How many of the lines below contain "Individualteils"? Answer with that number alone.

- ENTRIES SHOWN

□ □ □ □ □ □ □

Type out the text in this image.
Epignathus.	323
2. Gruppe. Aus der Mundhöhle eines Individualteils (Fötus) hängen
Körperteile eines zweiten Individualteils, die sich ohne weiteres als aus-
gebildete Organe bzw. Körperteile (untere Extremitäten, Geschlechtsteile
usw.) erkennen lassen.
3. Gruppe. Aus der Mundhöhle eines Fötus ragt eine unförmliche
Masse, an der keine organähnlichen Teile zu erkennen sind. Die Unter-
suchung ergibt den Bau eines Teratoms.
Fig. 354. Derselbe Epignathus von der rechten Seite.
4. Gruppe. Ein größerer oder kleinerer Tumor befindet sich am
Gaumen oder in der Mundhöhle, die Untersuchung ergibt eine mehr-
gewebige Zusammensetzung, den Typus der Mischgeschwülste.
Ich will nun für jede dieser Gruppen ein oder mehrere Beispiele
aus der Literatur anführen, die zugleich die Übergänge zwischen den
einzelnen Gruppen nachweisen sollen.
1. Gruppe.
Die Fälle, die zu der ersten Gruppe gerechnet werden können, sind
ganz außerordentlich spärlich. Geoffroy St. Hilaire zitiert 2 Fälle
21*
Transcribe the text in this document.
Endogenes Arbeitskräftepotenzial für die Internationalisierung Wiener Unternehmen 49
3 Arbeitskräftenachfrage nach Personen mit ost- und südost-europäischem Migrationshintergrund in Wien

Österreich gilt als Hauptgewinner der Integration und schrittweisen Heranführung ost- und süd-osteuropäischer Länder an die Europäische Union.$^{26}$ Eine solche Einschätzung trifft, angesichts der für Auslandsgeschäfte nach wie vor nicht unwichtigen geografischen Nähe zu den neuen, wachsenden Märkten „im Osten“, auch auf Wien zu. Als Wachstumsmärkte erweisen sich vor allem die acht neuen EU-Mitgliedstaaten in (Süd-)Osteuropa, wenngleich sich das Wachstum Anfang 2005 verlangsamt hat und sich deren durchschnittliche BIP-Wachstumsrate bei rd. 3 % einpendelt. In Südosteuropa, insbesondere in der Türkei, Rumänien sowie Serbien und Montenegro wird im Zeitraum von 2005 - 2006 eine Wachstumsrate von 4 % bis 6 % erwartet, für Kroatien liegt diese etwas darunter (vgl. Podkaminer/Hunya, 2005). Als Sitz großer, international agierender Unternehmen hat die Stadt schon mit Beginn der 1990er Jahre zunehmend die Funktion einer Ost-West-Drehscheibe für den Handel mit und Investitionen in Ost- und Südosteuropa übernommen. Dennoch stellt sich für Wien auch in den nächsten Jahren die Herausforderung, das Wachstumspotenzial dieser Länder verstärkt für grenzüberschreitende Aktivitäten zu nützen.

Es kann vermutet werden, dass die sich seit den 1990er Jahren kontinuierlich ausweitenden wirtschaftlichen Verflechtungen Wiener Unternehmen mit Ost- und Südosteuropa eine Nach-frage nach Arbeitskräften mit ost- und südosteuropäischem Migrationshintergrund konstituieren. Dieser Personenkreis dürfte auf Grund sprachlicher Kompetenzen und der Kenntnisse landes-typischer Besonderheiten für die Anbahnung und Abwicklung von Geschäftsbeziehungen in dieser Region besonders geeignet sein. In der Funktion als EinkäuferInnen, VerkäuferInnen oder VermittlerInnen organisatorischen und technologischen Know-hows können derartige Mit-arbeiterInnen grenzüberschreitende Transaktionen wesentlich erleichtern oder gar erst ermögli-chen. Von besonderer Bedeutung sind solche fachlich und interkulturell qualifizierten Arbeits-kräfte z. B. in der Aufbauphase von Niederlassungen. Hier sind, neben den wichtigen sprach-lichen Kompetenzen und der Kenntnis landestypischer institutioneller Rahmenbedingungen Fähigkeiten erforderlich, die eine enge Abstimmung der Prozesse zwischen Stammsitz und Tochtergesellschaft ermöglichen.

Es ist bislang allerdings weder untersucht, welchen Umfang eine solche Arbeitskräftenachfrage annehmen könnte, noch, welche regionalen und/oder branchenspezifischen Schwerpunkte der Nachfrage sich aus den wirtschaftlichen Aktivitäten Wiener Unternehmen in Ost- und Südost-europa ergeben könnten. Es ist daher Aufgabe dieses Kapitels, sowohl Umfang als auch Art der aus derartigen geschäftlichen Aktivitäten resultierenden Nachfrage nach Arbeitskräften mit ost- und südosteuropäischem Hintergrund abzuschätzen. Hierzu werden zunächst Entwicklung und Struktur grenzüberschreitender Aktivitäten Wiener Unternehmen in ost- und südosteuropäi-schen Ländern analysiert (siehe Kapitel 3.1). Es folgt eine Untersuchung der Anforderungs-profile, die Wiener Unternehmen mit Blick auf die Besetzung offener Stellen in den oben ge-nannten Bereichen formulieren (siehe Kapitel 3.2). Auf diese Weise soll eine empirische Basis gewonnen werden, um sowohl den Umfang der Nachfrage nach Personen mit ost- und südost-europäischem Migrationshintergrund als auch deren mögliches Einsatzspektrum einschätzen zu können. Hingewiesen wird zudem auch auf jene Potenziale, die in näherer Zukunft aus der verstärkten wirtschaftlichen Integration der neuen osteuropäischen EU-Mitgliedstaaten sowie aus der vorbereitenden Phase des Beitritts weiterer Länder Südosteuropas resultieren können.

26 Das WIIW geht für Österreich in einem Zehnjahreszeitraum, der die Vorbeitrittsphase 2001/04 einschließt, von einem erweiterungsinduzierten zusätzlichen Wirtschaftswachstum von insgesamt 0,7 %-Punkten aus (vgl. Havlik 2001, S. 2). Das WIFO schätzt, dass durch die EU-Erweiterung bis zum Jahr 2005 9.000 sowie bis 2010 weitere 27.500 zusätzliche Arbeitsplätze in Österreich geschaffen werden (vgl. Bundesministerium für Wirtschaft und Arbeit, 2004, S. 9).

□ □ □ □ □ □ □

- ANSWER BOX
2